* START Provided information *

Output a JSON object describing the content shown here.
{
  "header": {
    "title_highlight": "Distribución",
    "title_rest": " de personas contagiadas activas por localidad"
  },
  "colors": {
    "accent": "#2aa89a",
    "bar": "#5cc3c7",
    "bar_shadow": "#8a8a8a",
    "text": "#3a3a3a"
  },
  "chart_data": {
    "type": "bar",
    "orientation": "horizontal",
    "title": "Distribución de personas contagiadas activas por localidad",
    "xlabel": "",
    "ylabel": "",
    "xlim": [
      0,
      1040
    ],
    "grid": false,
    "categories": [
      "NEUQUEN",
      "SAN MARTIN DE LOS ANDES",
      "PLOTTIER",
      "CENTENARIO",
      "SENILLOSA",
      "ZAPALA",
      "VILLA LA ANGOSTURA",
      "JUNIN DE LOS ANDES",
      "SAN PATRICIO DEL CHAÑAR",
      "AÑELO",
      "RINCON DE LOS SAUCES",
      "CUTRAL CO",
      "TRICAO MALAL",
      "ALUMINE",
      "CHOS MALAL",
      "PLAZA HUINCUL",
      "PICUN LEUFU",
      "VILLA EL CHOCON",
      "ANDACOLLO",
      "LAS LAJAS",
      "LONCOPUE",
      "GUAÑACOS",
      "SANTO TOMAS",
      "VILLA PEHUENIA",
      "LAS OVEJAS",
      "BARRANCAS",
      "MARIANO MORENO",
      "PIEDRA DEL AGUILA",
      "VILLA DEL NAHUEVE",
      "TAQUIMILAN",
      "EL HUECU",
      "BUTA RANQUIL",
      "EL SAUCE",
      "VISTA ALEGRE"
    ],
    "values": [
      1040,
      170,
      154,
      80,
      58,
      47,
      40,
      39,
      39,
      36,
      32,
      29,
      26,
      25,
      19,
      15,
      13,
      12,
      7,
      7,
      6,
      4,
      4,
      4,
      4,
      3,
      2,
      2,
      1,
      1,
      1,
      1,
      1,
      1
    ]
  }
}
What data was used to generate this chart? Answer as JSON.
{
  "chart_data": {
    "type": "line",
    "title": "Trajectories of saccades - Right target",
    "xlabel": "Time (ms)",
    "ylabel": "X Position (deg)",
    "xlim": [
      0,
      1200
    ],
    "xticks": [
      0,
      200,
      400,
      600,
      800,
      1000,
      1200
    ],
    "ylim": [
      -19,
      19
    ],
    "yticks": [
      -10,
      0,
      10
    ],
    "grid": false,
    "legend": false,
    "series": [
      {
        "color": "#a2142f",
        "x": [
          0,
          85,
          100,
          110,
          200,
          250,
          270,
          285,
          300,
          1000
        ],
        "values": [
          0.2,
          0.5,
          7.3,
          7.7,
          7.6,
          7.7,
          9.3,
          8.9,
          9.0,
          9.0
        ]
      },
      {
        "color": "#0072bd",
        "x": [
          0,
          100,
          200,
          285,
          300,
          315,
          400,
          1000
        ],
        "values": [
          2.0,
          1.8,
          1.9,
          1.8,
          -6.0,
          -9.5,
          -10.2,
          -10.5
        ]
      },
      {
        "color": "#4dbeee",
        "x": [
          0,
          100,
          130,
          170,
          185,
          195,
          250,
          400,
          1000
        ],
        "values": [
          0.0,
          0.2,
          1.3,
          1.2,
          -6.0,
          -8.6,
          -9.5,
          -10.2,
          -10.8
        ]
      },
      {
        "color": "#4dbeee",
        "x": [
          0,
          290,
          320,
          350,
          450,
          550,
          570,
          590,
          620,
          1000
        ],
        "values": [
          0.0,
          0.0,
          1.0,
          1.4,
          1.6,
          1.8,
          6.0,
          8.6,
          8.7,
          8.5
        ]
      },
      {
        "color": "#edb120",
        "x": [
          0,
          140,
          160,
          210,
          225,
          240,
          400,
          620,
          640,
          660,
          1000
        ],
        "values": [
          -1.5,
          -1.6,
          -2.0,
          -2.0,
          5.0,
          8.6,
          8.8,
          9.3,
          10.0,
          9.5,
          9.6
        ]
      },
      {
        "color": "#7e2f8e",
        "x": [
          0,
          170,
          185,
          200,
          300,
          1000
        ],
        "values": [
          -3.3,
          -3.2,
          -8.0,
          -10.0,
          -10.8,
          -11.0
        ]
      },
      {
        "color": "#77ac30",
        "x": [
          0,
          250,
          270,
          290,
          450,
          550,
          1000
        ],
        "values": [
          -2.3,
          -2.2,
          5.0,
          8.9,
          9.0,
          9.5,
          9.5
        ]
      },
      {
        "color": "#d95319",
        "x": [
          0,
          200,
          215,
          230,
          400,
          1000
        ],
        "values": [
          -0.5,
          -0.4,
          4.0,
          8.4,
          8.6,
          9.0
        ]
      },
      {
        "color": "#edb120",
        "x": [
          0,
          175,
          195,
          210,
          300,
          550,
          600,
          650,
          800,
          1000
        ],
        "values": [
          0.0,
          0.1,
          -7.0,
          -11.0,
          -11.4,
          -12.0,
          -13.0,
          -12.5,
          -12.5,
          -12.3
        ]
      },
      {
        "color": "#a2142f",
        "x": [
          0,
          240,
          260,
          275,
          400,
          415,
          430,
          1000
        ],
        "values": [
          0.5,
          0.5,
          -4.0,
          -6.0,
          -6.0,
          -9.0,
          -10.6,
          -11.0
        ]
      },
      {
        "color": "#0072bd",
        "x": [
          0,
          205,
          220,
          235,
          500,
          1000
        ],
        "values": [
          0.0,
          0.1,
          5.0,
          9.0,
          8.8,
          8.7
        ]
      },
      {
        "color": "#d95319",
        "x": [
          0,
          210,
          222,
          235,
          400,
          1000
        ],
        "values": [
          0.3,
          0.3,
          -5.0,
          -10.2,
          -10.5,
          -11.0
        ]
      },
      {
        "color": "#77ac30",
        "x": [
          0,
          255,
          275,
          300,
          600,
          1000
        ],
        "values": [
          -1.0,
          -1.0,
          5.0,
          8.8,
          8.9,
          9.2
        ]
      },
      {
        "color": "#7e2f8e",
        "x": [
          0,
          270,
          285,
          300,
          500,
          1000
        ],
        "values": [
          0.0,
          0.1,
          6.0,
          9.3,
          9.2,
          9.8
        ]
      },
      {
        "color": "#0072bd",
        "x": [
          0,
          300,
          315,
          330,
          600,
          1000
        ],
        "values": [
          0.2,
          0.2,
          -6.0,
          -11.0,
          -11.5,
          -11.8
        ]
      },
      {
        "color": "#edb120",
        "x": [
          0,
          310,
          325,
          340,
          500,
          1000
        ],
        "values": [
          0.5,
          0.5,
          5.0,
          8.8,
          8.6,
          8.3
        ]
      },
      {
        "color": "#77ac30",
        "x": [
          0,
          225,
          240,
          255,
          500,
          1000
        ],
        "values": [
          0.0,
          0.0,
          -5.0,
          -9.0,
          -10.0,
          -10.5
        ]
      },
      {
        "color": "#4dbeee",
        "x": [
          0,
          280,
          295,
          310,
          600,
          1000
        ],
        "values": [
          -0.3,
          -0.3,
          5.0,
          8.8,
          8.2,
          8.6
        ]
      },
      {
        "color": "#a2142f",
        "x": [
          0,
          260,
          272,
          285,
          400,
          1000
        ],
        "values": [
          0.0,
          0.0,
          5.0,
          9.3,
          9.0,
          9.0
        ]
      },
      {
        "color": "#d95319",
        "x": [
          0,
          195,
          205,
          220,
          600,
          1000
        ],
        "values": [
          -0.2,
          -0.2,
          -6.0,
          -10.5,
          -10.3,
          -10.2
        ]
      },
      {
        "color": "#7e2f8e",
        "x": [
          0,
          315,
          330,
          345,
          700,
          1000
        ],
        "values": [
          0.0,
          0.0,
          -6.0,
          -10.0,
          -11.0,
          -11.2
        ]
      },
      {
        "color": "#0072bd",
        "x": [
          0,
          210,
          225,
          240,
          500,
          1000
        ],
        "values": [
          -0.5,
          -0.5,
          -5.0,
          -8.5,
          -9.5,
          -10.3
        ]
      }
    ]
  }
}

* END Provided information *

Given problem:
Find the string "contagiadas" in the entries above and return each line that holds it.

Solution for this exercise:
    "title_rest": " de personas contagiadas activas por localidad"
    "title": "Distribución de personas contagiadas activas por localidad",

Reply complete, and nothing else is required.